● WHAT THE TASK REQUIRES: Extract the full listing below without altering a single character.

** Begin TASK INPUT **

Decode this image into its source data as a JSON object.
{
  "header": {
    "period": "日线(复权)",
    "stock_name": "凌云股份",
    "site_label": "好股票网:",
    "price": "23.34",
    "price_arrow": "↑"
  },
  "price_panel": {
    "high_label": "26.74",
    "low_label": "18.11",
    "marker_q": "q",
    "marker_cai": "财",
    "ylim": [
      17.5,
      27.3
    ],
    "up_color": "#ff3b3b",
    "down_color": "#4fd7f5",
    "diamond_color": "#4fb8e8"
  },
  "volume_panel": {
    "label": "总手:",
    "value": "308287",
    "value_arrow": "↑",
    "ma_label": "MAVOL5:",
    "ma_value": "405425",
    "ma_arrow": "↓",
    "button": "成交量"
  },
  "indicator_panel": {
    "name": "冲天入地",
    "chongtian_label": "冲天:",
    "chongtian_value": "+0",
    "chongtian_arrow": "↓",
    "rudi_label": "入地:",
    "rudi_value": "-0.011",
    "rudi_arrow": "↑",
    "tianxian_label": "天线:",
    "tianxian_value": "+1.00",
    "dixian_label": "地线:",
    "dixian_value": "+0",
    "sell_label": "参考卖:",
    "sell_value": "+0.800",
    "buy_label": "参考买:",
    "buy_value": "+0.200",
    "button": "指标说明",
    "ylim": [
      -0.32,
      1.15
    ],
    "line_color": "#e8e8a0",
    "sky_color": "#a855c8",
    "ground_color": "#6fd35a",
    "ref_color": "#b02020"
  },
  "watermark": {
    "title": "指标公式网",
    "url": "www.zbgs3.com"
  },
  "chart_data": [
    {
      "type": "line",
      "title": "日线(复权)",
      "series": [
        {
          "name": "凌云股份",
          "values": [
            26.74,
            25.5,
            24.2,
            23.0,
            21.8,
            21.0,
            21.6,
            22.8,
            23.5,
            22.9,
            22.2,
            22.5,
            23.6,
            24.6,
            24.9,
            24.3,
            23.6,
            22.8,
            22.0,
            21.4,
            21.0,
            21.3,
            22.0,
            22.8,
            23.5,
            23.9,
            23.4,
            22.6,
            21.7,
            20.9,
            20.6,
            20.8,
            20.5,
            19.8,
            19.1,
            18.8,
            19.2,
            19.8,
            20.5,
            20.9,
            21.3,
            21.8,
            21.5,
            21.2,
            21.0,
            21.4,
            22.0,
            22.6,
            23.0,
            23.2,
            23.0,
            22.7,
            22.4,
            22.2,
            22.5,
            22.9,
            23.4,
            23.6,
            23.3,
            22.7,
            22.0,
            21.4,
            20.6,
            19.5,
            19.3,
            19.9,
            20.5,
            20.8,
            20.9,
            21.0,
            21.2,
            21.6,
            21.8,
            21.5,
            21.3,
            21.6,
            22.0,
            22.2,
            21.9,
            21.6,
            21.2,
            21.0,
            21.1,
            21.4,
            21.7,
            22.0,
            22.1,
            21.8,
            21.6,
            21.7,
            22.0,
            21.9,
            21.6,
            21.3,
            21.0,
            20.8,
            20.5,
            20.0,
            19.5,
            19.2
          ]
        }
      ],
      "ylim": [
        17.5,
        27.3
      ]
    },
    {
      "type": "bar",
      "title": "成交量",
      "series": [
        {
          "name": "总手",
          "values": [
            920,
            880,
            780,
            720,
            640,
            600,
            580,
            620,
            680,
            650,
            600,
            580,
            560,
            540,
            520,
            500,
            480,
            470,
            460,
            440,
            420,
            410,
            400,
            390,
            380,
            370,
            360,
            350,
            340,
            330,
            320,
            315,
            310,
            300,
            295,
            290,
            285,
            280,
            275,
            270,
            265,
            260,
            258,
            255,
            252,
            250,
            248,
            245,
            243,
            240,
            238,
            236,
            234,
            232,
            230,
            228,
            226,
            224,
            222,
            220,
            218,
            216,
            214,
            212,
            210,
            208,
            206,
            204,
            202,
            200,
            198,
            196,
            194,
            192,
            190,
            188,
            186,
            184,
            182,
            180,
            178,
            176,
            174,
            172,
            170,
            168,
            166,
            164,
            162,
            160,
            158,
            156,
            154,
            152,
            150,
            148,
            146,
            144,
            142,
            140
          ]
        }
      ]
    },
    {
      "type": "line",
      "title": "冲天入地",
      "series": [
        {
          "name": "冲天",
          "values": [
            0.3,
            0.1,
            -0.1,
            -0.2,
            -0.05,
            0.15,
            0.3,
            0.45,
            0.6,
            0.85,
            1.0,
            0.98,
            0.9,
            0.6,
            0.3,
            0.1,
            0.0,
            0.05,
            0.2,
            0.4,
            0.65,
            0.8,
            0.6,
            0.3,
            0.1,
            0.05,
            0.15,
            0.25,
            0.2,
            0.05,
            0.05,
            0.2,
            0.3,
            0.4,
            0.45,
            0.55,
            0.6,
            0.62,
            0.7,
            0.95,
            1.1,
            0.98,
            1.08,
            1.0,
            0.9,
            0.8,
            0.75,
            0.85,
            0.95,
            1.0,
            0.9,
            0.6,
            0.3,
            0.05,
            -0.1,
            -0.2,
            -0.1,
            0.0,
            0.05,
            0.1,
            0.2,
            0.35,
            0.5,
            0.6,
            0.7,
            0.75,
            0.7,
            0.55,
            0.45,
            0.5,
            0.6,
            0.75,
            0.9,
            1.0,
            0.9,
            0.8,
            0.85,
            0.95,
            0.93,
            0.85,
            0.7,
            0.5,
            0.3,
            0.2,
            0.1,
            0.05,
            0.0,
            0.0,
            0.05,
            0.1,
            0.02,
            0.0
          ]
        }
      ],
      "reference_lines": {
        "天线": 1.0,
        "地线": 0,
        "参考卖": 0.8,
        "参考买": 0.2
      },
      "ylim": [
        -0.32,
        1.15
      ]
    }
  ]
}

** End TASK INPUT **

● ANSWER IN FULL:
Decode this image into its source data as a JSON object.
{
  "header": {
    "period": "日线(复权)",
    "stock_name": "凌云股份",
    "site_label": "好股票网:",
    "price": "23.34",
    "price_arrow": "↑"
  },
  "price_panel": {
    "high_label": "26.74",
    "low_label": "18.11",
    "marker_q": "q",
    "marker_cai": "财",
    "ylim": [
      17.5,
      27.3
    ],
    "up_color": "#ff3b3b",
    "down_color": "#4fd7f5",
    "diamond_color": "#4fb8e8"
  },
  "volume_panel": {
    "label": "总手:",
    "value": "308287",
    "value_arrow": "↑",
    "ma_label": "MAVOL5:",
    "ma_value": "405425",
    "ma_arrow": "↓",
    "button": "成交量"
  },
  "indicator_panel": {
    "name": "冲天入地",
    "chongtian_label": "冲天:",
    "chongtian_value": "+0",
    "chongtian_arrow": "↓",
    "rudi_label": "入地:",
    "rudi_value": "-0.011",
    "rudi_arrow": "↑",
    "tianxian_label": "天线:",
    "tianxian_value": "+1.00",
    "dixian_label": "地线:",
    "dixian_value": "+0",
    "sell_label": "参考卖:",
    "sell_value": "+0.800",
    "buy_label": "参考买:",
    "buy_value": "+0.200",
    "button": "指标说明",
    "ylim": [
      -0.32,
      1.15
    ],
    "line_color": "#e8e8a0",
    "sky_color": "#a855c8",
    "ground_color": "#6fd35a",
    "ref_color": "#b02020"
  },
  "watermark": {
    "title": "指标公式网",
    "url": "www.zbgs3.com"
  },
  "chart_data": [
    {
      "type": "line",
      "title": "日线(复权)",
      "series": [
        {
          "name": "凌云股份",
          "values": [
            26.74,
            25.5,
            24.2,
            23.0,
            21.8,
            21.0,
            21.6,
            22.8,
            23.5,
            22.9,
            22.2,
            22.5,
            23.6,
            24.6,
            24.9,
            24.3,
            23.6,
            22.8,
            22.0,
            21.4,
            21.0,
            21.3,
            22.0,
            22.8,
            23.5,
            23.9,
            23.4,
            22.6,
            21.7,
            20.9,
            20.6,
            20.8,
            20.5,
            19.8,
            19.1,
            18.8,
            19.2,
            19.8,
            20.5,
            20.9,
            21.3,
            21.8,
            21.5,
            21.2,
            21.0,
            21.4,
            22.0,
            22.6,
            23.0,
            23.2,
            23.0,
            22.7,
            22.4,
            22.2,
            22.5,
            22.9,
            23.4,
            23.6,
            23.3,
            22.7,
            22.0,
            21.4,
            20.6,
            19.5,
            19.3,
            19.9,
            20.5,
            20.8,
            20.9,
            21.0,
            21.2,
            21.6,
            21.8,
            21.5,
            21.3,
            21.6,
            22.0,
            22.2,
            21.9,
            21.6,
            21.2,
            21.0,
            21.1,
            21.4,
            21.7,
            22.0,
            22.1,
            21.8,
            21.6,
            21.7,
            22.0,
            21.9,
            21.6,
            21.3,
            21.0,
            20.8,
            20.5,
            20.0,
            19.5,
            19.2
          ]
        }
      ],
      "ylim": [
        17.5,
        27.3
      ]
    },
    {
      "type": "bar",
      "title": "成交量",
      "series": [
        {
          "name": "总手",
          "values": [
            920,
            880,
            780,
            720,
            640,
            600,
            580,
            620,
            680,
            650,
            600,
            580,
            560,
            540,
            520,
            500,
            480,
            470,
            460,
            440,
            420,
            410,
            400,
            390,
            380,
            370,
            360,
            350,
            340,
            330,
            320,
            315,
            310,
            300,
            295,
            290,
            285,
            280,
            275,
            270,
            265,
            260,
            258,
            255,
            252,
            250,
            248,
            245,
            243,
            240,
            238,
            236,
            234,
            232,
            230,
            228,
            226,
            224,
            222,
            220,
            218,
            216,
            214,
            212,
            210,
            208,
            206,
            204,
            202,
            200,
            198,
            196,
            194,
            192,
            190,
            188,
            186,
            184,
            182,
            180,
            178,
            176,
            174,
            172,
            170,
            168,
            166,
            164,
            162,
            160,
            158,
            156,
            154,
            152,
            150,
            148,
            146,
            144,
            142,
            140
          ]
        }
      ]
    },
    {
      "type": "line",
      "title": "冲天入地",
      "series": [
        {
          "name": "冲天",
          "values": [
            0.3,
            0.1,
            -0.1,
            -0.2,
            -0.05,
            0.15,
            0.3,
            0.45,
            0.6,
            0.85,
            1.0,
            0.98,
            0.9,
            0.6,
            0.3,
            0.1,
            0.0,
            0.05,
            0.2,
            0.4,
            0.65,
            0.8,
            0.6,
            0.3,
            0.1,
            0.05,
            0.15,
            0.25,
            0.2,
            0.05,
            0.05,
            0.2,
            0.3,
            0.4,
            0.45,
            0.55,
            0.6,
            0.62,
            0.7,
            0.95,
            1.1,
            0.98,
            1.08,
            1.0,
            0.9,
            0.8,
            0.75,
            0.85,
            0.95,
            1.0,
            0.9,
            0.6,
            0.3,
            0.05,
            -0.1,
            -0.2,
            -0.1,
            0.0,
            0.05,
            0.1,
            0.2,
            0.35,
            0.5,
            0.6,
            0.7,
            0.75,
            0.7,
            0.55,
            0.45,
            0.5,
            0.6,
            0.75,
            0.9,
            1.0,
            0.9,
            0.8,
            0.85,
            0.95,
            0.93,
            0.85,
            0.7,
            0.5,
            0.3,
            0.2,
            0.1,
            0.05,
            0.0,
            0.0,
            0.05,
            0.1,
            0.02,
            0.0
          ]
        }
      ],
      "reference_lines": {
        "天线": 1.0,
        "地线": 0,
        "参考卖": 0.8,
        "参考买": 0.2
      },
      "ylim": [
        -0.32,
        1.15
      ]
    }
  ]
}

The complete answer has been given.